= What is required =
Identify each line below containing the string "text" and copy it.

= Data entries =
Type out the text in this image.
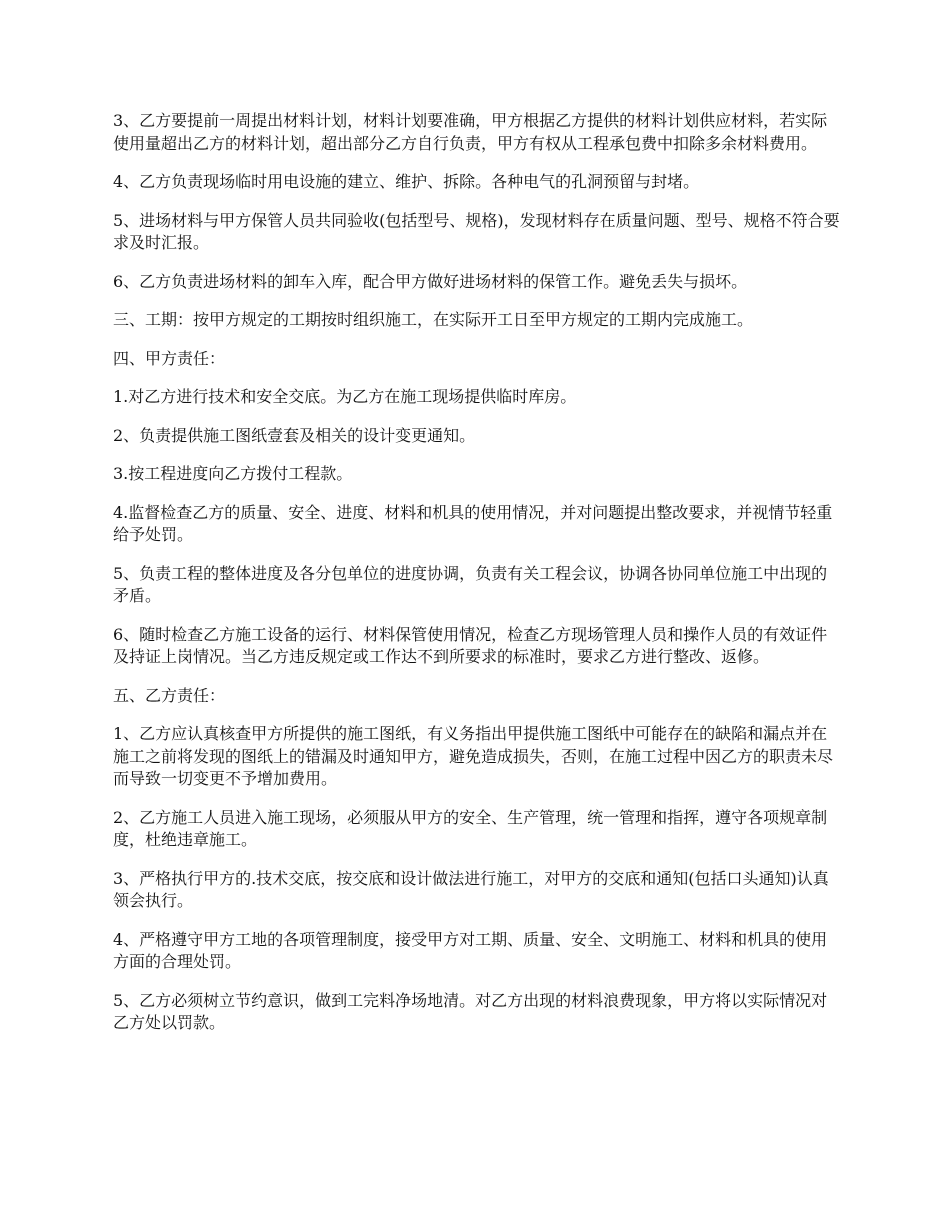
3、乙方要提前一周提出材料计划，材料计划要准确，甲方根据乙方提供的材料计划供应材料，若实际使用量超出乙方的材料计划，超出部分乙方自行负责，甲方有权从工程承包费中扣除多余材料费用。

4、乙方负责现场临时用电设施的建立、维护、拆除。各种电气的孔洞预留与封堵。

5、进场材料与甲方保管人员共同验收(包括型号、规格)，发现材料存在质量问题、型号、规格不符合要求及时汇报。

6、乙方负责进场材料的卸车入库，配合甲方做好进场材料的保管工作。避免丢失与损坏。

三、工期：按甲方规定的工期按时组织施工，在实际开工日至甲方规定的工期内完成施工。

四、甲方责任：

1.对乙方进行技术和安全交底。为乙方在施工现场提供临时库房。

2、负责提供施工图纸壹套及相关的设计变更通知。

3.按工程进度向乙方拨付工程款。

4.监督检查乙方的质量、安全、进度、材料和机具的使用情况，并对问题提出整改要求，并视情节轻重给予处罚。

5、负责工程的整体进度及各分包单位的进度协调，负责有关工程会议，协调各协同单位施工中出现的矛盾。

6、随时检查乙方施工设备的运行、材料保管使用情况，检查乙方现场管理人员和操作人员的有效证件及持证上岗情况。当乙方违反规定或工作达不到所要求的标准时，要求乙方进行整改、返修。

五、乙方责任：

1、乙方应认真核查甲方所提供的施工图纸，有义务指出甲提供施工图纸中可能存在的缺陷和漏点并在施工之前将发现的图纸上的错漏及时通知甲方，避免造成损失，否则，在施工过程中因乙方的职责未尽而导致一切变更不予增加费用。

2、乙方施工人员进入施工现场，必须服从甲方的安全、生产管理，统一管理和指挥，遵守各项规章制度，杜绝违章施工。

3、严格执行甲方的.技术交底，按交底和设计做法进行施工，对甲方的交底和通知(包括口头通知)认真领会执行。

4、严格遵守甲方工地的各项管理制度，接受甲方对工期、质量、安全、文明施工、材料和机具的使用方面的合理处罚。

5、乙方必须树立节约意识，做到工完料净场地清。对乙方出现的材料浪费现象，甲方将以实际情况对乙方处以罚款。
* * *
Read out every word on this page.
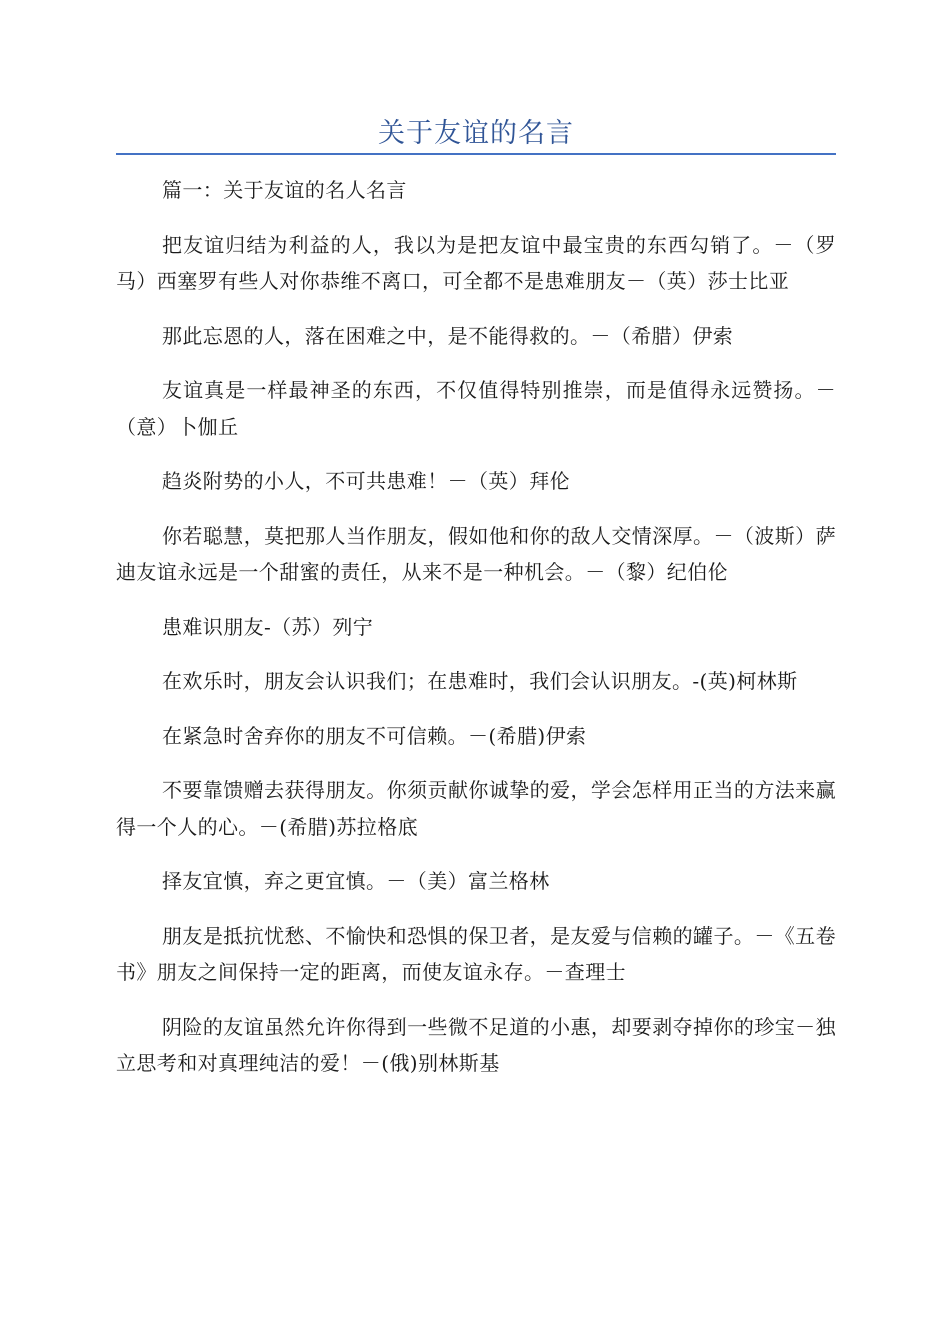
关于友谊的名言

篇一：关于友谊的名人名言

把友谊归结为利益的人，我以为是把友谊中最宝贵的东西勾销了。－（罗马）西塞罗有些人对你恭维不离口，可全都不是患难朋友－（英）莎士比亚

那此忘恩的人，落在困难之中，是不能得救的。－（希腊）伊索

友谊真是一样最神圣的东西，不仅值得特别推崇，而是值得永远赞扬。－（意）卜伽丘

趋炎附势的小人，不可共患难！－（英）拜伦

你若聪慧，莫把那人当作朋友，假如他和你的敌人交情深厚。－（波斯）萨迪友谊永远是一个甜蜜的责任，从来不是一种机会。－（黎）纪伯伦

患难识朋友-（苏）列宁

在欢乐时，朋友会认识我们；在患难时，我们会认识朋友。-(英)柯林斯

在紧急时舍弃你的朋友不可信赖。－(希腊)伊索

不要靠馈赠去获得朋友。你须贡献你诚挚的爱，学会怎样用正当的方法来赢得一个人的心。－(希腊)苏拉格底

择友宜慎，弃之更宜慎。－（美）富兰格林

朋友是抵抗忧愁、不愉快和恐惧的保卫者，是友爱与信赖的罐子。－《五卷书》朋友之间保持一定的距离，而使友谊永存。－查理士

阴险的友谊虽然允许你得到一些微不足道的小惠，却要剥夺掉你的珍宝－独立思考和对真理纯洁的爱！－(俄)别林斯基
---
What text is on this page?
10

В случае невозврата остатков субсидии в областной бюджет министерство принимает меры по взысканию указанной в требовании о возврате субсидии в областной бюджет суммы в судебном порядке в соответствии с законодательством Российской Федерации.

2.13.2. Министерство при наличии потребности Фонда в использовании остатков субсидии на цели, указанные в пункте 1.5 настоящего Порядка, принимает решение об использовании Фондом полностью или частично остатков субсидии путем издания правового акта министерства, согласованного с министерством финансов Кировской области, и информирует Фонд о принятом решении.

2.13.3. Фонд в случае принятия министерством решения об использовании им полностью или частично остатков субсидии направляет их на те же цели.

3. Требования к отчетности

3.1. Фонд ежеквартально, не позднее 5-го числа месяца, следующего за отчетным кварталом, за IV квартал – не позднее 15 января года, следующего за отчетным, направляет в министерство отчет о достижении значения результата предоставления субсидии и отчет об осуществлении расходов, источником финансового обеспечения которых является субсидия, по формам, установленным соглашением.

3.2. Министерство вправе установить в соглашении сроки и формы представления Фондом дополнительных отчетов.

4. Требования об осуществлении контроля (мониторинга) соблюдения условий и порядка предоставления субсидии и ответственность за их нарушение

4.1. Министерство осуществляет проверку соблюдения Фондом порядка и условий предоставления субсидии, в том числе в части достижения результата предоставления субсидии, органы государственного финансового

= Answer to the problem =
Type out the text in this image.
What text is on this page?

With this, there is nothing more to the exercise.